§ **What is needed**:
Filter this data down to the lines that hold "JSON", and copy them.

§ **Provided material**:
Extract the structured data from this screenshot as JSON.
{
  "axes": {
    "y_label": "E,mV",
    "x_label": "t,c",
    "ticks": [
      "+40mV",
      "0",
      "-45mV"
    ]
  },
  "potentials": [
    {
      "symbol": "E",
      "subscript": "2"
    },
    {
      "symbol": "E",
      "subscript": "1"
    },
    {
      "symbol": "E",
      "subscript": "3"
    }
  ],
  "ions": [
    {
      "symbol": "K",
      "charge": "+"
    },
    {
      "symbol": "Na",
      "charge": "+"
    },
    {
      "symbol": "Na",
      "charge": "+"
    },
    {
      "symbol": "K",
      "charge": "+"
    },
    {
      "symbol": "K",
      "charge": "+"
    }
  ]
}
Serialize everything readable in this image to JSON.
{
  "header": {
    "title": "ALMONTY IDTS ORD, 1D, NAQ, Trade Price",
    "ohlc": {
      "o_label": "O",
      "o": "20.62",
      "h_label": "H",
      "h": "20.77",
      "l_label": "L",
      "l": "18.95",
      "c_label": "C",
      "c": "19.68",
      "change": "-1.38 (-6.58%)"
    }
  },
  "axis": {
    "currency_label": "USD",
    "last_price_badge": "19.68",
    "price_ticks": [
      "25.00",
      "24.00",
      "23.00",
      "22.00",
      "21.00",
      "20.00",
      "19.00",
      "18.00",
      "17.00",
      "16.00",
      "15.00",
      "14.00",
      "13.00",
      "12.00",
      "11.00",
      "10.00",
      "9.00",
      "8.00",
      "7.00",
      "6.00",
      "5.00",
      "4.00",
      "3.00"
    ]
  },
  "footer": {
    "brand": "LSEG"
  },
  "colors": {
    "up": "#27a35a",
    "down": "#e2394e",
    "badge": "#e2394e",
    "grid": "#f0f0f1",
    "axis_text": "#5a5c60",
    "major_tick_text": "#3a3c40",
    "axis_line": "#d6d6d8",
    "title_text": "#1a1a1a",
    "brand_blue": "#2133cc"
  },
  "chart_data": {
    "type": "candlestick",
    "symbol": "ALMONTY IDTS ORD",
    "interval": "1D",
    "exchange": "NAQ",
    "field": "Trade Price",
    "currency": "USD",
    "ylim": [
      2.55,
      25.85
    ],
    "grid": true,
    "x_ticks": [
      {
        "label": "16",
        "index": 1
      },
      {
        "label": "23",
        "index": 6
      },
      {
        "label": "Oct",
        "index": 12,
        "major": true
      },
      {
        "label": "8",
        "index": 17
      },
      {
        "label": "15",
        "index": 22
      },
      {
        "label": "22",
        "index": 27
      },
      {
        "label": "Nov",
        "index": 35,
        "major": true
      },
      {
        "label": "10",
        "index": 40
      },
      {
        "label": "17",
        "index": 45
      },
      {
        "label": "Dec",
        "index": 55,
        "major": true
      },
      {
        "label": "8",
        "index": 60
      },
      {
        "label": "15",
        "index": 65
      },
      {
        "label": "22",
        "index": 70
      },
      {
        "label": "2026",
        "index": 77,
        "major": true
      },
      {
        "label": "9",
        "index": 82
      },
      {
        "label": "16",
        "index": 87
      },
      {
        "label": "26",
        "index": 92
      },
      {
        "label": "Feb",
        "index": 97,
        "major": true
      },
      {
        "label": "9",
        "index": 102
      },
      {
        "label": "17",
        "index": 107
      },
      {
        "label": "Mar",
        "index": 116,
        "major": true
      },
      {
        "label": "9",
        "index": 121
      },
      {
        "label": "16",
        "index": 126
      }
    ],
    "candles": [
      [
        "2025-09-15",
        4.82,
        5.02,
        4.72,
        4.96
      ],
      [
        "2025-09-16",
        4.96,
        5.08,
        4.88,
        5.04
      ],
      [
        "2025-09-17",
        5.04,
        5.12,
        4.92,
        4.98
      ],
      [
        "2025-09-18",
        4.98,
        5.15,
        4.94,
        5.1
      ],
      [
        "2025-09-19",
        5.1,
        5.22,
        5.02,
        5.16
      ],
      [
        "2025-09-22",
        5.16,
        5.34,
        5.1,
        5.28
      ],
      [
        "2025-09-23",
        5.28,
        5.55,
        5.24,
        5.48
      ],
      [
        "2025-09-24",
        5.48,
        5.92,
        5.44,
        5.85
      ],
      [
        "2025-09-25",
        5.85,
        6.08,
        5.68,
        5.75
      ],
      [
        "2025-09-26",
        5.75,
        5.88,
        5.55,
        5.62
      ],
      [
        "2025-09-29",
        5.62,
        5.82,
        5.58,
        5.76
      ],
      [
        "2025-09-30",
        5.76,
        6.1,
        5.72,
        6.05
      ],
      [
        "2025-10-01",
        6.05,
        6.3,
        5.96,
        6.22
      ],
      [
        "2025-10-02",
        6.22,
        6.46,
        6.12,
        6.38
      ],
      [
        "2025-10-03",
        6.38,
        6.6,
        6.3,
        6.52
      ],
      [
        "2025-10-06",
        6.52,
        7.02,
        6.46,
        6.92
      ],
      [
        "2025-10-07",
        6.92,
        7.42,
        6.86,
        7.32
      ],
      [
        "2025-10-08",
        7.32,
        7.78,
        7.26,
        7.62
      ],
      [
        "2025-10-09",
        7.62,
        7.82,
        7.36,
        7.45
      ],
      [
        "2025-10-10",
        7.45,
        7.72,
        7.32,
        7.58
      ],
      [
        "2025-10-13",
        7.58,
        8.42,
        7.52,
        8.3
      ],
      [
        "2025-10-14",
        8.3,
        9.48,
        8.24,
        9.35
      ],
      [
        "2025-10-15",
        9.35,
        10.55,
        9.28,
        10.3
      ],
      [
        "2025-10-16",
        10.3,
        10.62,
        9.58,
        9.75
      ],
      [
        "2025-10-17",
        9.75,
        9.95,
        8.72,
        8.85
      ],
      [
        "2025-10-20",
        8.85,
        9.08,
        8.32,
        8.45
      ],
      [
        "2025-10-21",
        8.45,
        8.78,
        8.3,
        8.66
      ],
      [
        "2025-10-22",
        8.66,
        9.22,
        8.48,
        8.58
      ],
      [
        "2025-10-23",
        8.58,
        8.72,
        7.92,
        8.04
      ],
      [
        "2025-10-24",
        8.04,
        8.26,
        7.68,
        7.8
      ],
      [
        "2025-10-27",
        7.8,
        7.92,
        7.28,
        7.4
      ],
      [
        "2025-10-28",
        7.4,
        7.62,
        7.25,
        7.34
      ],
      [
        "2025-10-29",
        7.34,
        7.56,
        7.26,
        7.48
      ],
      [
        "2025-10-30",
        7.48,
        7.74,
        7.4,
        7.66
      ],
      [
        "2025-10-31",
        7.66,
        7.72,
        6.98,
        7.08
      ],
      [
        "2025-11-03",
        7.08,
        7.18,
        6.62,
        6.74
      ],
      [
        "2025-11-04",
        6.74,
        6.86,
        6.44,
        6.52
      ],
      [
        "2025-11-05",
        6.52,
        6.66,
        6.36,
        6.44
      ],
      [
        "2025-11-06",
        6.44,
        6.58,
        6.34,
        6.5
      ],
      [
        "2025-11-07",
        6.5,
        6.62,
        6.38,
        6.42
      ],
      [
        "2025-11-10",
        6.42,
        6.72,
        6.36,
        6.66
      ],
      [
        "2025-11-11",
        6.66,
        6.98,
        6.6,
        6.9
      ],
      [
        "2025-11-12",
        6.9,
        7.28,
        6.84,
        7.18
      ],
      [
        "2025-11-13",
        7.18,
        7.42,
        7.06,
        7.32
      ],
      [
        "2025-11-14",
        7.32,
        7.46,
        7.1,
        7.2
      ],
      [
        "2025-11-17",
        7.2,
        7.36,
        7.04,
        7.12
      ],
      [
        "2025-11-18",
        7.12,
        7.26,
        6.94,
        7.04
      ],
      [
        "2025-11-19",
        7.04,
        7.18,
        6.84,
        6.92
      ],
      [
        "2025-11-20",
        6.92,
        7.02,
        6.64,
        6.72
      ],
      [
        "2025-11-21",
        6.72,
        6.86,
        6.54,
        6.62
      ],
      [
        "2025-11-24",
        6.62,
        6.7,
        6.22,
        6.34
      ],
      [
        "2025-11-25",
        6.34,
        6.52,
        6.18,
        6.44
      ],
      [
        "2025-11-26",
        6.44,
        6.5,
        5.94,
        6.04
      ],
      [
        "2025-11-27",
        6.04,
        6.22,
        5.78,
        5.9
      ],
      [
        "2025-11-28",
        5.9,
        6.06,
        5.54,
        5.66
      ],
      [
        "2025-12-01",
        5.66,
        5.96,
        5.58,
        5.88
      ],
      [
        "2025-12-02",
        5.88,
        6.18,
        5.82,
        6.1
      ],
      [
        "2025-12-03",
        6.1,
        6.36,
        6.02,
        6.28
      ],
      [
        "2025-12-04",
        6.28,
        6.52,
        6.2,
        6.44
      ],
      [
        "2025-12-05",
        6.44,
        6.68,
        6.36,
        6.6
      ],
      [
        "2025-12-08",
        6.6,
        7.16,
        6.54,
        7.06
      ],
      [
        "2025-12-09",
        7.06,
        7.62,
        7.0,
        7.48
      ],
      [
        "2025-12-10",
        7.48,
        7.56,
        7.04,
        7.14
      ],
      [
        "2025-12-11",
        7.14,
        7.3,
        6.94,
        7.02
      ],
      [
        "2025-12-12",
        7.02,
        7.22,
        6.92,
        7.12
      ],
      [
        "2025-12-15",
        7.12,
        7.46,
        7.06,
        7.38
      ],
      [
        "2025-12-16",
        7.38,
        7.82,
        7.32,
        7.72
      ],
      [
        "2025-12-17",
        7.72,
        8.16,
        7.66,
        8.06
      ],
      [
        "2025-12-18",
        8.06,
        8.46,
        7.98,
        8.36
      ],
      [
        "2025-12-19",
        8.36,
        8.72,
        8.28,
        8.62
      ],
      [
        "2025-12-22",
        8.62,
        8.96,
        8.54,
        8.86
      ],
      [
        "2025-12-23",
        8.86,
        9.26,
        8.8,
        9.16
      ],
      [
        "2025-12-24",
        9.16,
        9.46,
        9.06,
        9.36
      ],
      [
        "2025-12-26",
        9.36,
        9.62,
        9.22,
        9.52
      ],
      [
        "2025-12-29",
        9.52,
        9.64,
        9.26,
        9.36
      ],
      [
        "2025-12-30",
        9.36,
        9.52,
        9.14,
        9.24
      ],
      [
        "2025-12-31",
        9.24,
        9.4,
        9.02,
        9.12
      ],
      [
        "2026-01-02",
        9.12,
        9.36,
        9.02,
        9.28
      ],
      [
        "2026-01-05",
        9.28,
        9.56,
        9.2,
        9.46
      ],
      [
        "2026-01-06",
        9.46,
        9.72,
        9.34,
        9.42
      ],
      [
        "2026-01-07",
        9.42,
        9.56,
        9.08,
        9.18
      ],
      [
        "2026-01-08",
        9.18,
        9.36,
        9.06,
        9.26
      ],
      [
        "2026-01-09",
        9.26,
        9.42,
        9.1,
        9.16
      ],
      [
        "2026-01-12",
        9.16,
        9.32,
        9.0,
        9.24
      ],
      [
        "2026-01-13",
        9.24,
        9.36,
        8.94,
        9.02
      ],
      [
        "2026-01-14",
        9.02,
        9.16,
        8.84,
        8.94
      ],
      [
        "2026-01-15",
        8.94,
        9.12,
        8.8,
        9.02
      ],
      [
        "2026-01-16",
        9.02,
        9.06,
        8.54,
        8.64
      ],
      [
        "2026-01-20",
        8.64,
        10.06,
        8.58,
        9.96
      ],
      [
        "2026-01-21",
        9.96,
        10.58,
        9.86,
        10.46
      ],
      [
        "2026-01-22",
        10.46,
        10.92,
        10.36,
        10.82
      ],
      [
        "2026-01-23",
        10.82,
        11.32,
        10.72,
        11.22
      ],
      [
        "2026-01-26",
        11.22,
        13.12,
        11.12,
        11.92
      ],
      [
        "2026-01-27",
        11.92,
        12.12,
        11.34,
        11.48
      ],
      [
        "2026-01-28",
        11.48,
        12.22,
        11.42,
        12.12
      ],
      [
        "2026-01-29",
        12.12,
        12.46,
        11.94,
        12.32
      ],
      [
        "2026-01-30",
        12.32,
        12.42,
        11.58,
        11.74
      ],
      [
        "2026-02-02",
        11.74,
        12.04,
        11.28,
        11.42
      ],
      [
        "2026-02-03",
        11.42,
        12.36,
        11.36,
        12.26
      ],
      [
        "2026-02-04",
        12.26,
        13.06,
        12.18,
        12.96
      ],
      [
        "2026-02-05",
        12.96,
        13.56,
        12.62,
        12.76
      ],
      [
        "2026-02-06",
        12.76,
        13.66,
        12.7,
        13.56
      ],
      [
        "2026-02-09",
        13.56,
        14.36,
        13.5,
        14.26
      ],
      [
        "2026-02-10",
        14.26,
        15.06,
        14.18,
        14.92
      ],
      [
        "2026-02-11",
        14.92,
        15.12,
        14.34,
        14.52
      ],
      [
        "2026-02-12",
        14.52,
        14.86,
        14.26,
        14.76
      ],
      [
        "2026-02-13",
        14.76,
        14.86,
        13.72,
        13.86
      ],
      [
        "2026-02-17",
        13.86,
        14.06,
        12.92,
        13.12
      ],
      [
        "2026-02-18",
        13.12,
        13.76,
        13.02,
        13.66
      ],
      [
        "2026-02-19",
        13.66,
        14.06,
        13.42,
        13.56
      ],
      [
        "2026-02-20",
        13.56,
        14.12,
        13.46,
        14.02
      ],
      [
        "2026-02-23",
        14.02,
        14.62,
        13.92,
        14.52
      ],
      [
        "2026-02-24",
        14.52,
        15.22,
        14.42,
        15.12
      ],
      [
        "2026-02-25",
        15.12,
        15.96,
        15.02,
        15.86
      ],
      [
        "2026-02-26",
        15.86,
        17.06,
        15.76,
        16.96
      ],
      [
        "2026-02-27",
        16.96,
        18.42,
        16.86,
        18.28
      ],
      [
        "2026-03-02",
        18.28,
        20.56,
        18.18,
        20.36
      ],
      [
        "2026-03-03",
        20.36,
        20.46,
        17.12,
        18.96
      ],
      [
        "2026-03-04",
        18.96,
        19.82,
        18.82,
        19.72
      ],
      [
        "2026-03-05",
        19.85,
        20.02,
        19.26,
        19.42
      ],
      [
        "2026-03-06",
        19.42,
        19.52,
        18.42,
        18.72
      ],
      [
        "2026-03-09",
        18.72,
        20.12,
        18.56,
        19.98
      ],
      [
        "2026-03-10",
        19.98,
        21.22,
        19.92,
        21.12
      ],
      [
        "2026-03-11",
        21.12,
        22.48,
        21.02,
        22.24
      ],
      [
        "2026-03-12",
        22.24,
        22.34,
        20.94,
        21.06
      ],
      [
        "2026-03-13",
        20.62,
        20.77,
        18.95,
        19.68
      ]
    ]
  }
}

§ **Exercise solution**:
Extract the structured data from this screenshot as JSON.
Serialize everything readable in this image to JSON.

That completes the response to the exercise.